VMware Cloud Community
edan_hyperic
Enthusiast
Enthusiast

HHQ-2676 fix breaks pid checking on Solaris

According to http://jira.hyperic.com/browse/HHQ-2676, a fix was made to the 4.1.0 agent to ensure the PID is found by the wrapper script on Solaris in the case of really long ps "args." This works, but it breaks the testpid() function within the wrapper script, which expects $PSEXE to accept a -p argument.

Here are some test results. This is executing a stop where the agent command is running. It does stop the agent (most of the time anyway), but it looks like something went wrong:

solaris10sparc% ./bin/hq-agent.sh stop
Stopping HQ Agent...
/usr/ucb/ps: illegal option -- p
usage: ps [ -aceglnrSuUvwx ] [ -t term ] [ num ]
/usr/ucb/ps: illegal option -- p
usage: ps [ -aceglnrSuUvwx ] [ -t term ] [ num ]
Stopped HQ Agent.

In this case, the agent is aleady running, and the wrapper script thinks the PID is missing and starts the agent again. Rut roh, 'raggy.

solaris10sparc% ./bin/hq-agent.sh start
Starting HQ Agent.../usr/ucb/ps: illegal option -- p
usage: ps [ -aceglnrSuUvwx ] [ -t term ] [ num ]
Removed stale pid file: /opt/hyperic/hq-agent/wrapper/sbin/../../wrapper/hq-agent.pid


To fix this, I changed the instances of "testpid" to "getpid" in the stopit() function. This way the Solaris specific 'ps' command is used. I actually don't fully understand why testpid() exists in addition to getpid() in the script, as getpid() was already used to "test" whether the PID existed.
—————
◆ Short task 1 ◆
In the rows below, change every "Circle" to "Ellipse" and keep everything else the same.
—————
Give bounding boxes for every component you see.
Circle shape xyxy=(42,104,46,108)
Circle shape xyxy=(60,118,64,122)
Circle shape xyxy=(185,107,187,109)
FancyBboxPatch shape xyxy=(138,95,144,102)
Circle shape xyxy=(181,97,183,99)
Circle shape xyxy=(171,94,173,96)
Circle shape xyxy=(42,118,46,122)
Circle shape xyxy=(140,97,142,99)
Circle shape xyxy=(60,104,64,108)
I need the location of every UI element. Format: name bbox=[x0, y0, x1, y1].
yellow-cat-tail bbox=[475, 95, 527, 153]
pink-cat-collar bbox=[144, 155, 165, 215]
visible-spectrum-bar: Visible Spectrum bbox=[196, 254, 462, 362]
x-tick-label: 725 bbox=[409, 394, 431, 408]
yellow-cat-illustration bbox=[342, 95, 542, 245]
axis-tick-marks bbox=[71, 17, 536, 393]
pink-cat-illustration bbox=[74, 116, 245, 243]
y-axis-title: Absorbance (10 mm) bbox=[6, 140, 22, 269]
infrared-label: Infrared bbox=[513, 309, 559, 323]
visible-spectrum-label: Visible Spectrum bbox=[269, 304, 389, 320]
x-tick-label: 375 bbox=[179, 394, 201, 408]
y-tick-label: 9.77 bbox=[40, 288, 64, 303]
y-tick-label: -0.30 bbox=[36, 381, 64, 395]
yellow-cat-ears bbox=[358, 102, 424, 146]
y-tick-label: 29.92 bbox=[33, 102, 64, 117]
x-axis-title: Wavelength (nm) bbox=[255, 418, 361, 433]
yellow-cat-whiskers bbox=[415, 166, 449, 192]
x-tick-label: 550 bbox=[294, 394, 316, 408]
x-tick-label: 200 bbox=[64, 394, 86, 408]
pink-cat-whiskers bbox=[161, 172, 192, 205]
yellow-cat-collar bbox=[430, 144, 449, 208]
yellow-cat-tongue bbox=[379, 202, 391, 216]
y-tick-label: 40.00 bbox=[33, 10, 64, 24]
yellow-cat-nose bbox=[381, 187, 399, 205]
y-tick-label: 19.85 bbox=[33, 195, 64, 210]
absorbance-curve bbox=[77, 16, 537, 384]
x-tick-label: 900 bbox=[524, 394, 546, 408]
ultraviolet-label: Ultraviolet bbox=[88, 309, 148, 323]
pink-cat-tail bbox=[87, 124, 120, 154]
—————
◆ Short task 2 ◆
In the forum thread about pid checking on Solaris, which function did the poster edit to swap "testpid" for "getpid"?

◆ Result 1 ◆
Give bounding boxes for every component you see.
Ellipse shape xyxy=(42,104,46,108)
Ellipse shape xyxy=(60,118,64,122)
Ellipse shape xyxy=(185,107,187,109)
FancyBboxPatch shape xyxy=(138,95,144,102)
Ellipse shape xyxy=(181,97,183,99)
Ellipse shape xyxy=(171,94,173,96)
Ellipse shape xyxy=(42,118,46,122)
Ellipse shape xyxy=(140,97,142,99)
Ellipse shape xyxy=(60,104,64,108)
I need the location of every UI element. Format: name bbox=[x0, y0, x1, y1].
yellow-cat-tail bbox=[475, 95, 527, 153]
pink-cat-collar bbox=[144, 155, 165, 215]
visible-spectrum-bar: Visible Spectrum bbox=[196, 254, 462, 362]
x-tick-label: 725 bbox=[409, 394, 431, 408]
yellow-cat-illustration bbox=[342, 95, 542, 245]
axis-tick-marks bbox=[71, 17, 536, 393]
pink-cat-illustration bbox=[74, 116, 245, 243]
y-axis-title: Absorbance (10 mm) bbox=[6, 140, 22, 269]
infrared-label: Infrared bbox=[513, 309, 559, 323]
visible-spectrum-label: Visible Spectrum bbox=[269, 304, 389, 320]
x-tick-label: 375 bbox=[179, 394, 201, 408]
y-tick-label: 9.77 bbox=[40, 288, 64, 303]
y-tick-label: -0.30 bbox=[36, 381, 64, 395]
yellow-cat-ears bbox=[358, 102, 424, 146]
y-tick-label: 29.92 bbox=[33, 102, 64, 117]
x-axis-title: Wavelength (nm) bbox=[255, 418, 361, 433]
yellow-cat-whiskers bbox=[415, 166, 449, 192]
x-tick-label: 550 bbox=[294, 394, 316, 408]
x-tick-label: 200 bbox=[64, 394, 86, 408]
pink-cat-whiskers bbox=[161, 172, 192, 205]
yellow-cat-collar bbox=[430, 144, 449, 208]
yellow-cat-tongue bbox=[379, 202, 391, 216]
y-tick-label: 40.00 bbox=[33, 10, 64, 24]
yellow-cat-nose bbox=[381, 187, 399, 205]
y-tick-label: 19.85 bbox=[33, 195, 64, 210]
absorbance-curve bbox=[77, 16, 537, 384]
x-tick-label: 900 bbox=[524, 394, 546, 408]
ultraviolet-label: Ultraviolet bbox=[88, 309, 148, 323]
pink-cat-tail bbox=[87, 124, 120, 154]

◆ Result 2 ◆
The stopit() function.